__Work instructions__. Could you print every line of the records below word for word, leaving nothing out and changing nothing?

__Listing__.

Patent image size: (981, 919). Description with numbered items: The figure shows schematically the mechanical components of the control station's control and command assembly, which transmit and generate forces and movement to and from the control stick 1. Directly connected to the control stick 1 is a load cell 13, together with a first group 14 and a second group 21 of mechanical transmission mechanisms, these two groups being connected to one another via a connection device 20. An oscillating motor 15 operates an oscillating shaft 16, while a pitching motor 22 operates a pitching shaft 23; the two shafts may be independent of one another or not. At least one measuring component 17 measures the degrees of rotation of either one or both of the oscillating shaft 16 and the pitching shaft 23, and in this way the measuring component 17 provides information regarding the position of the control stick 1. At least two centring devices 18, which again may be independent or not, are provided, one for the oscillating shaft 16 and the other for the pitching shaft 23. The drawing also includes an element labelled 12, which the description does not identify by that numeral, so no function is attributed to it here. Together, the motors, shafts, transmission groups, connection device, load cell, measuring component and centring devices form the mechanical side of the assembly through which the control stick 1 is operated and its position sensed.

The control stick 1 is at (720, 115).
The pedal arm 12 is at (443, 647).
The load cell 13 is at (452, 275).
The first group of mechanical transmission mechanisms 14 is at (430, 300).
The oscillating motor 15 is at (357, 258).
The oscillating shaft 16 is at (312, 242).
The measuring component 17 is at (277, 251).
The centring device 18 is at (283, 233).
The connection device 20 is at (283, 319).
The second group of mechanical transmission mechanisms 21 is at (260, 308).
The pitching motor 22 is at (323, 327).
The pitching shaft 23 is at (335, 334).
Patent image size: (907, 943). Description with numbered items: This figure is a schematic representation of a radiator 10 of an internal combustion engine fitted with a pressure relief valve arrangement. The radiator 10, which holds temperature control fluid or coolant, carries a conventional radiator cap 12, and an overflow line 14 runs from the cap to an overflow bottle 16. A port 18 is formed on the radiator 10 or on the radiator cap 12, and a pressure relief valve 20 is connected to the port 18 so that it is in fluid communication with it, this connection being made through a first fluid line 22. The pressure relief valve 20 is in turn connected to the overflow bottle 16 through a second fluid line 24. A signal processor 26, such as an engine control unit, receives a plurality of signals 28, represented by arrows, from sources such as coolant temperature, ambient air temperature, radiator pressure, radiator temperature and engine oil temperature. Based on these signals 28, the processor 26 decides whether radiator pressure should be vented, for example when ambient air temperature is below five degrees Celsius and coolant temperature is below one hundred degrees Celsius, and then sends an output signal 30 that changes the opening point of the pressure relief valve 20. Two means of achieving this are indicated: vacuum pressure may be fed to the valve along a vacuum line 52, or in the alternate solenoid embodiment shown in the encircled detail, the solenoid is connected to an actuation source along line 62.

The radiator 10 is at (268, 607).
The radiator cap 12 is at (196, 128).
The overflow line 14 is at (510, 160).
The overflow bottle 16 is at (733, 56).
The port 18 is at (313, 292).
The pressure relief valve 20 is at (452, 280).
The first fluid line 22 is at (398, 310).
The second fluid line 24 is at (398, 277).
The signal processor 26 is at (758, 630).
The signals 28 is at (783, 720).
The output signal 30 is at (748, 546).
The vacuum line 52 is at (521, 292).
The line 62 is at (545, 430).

__Answer__.
Patent image size: (981, 919). Description with numbered items: The figure shows schematically the mechanical components of the control station's control and command assembly, which transmit and generate forces and movement to and from the control stick 1. Directly connected to the control stick 1 is a load cell 13, together with a first group 14 and a second group 21 of mechanical transmission mechanisms, these two groups being connected to one another via a connection device 20. An oscillating motor 15 operates an oscillating shaft 16, while a pitching motor 22 operates a pitching shaft 23; the two shafts may be independent of one another or not. At least one measuring component 17 measures the degrees of rotation of either one or both of the oscillating shaft 16 and the pitching shaft 23, and in this way the measuring component 17 provides information regarding the position of the control stick 1. At least two centring devices 18, which again may be independent or not, are provided, one for the oscillating shaft 16 and the other for the pitching shaft 23. The drawing also includes an element labelled 12, which the description does not identify by that numeral, so no function is attributed to it here. Together, the motors, shafts, transmission groups, connection device, load cell, measuring component and centring devices form the mechanical side of the assembly through which the control stick 1 is operated and its position sensed.

The control stick 1 is at (720, 115).
The pedal arm 12 is at (443, 647).
The load cell 13 is at (452, 275).
The first group of mechanical transmission mechanisms 14 is at (430, 300).
The oscillating motor 15 is at (357, 258).
The oscillating shaft 16 is at (312, 242).
The measuring component 17 is at (277, 251).
The centring device 18 is at (283, 233).
The connection device 20 is at (283, 319).
The second group of mechanical transmission mechanisms 21 is at (260, 308).
The pitching motor 22 is at (323, 327).
The pitching shaft 23 is at (335, 334).
Patent image size: (907, 943). Description with numbered items: This figure is a schematic representation of a radiator 10 of an internal combustion engine fitted with a pressure relief valve arrangement. The radiator 10, which holds temperature control fluid or coolant, carries a conventional radiator cap 12, and an overflow line 14 runs from the cap to an overflow bottle 16. A port 18 is formed on the radiator 10 or on the radiator cap 12, and a pressure relief valve 20 is connected to the port 18 so that it is in fluid communication with it, this connection being made through a first fluid line 22. The pressure relief valve 20 is in turn connected to the overflow bottle 16 through a second fluid line 24. A signal processor 26, such as an engine control unit, receives a plurality of signals 28, represented by arrows, from sources such as coolant temperature, ambient air temperature, radiator pressure, radiator temperature and engine oil temperature. Based on these signals 28, the processor 26 decides whether radiator pressure should be vented, for example when ambient air temperature is below five degrees Celsius and coolant temperature is below one hundred degrees Celsius, and then sends an output signal 30 that changes the opening point of the pressure relief valve 20. Two means of achieving this are indicated: vacuum pressure may be fed to the valve along a vacuum line 52, or in the alternate solenoid embodiment shown in the encircled detail, the solenoid is connected to an actuation source along line 62.

The radiator 10 is at (268, 607).
The radiator cap 12 is at (196, 128).
The overflow line 14 is at (510, 160).
The overflow bottle 16 is at (733, 56).
The port 18 is at (313, 292).
The pressure relief valve 20 is at (452, 280).
The first fluid line 22 is at (398, 310).
The second fluid line 24 is at (398, 277).
The signal processor 26 is at (758, 630).
The signals 28 is at (783, 720).
The output signal 30 is at (748, 546).
The vacuum line 52 is at (521, 292).
The line 62 is at (545, 430).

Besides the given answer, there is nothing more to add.